_What you should do_
Across the entries below, how many lines contain the word "Tratten"? Give the number alone.

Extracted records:
════

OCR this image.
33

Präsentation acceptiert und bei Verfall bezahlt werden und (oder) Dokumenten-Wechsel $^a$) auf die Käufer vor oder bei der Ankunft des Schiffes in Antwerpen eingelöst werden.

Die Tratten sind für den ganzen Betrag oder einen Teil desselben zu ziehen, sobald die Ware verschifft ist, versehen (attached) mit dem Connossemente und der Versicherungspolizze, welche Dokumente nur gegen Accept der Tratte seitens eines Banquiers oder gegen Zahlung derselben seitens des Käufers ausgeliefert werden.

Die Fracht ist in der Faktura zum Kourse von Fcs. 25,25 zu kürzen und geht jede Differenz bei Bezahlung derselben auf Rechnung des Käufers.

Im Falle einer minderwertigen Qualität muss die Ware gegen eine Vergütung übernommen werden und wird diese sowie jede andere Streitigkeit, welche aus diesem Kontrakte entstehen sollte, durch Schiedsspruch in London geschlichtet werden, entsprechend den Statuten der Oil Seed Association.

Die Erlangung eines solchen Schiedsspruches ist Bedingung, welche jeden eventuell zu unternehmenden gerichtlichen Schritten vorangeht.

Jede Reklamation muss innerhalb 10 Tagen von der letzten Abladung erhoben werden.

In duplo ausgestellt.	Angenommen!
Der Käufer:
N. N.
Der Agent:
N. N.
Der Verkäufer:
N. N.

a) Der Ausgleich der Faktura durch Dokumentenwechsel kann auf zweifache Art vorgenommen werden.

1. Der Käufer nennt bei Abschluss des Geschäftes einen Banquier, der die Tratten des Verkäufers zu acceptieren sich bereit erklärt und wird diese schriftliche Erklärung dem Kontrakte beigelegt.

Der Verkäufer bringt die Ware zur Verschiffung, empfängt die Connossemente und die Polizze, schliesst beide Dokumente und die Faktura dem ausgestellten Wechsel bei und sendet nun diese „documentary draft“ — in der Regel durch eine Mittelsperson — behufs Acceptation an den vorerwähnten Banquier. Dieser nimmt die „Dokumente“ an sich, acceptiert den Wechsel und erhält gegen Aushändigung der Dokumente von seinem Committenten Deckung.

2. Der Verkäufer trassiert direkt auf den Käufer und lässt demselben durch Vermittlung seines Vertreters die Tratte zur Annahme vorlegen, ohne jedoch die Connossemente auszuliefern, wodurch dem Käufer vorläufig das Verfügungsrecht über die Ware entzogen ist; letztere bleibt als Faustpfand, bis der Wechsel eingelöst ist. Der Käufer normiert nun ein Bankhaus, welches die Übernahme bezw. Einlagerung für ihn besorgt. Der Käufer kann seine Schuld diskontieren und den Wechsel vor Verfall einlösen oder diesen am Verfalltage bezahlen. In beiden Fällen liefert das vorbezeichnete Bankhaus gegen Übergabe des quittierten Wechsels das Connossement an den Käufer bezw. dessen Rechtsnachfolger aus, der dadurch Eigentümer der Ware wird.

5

════

_Result of this task_
2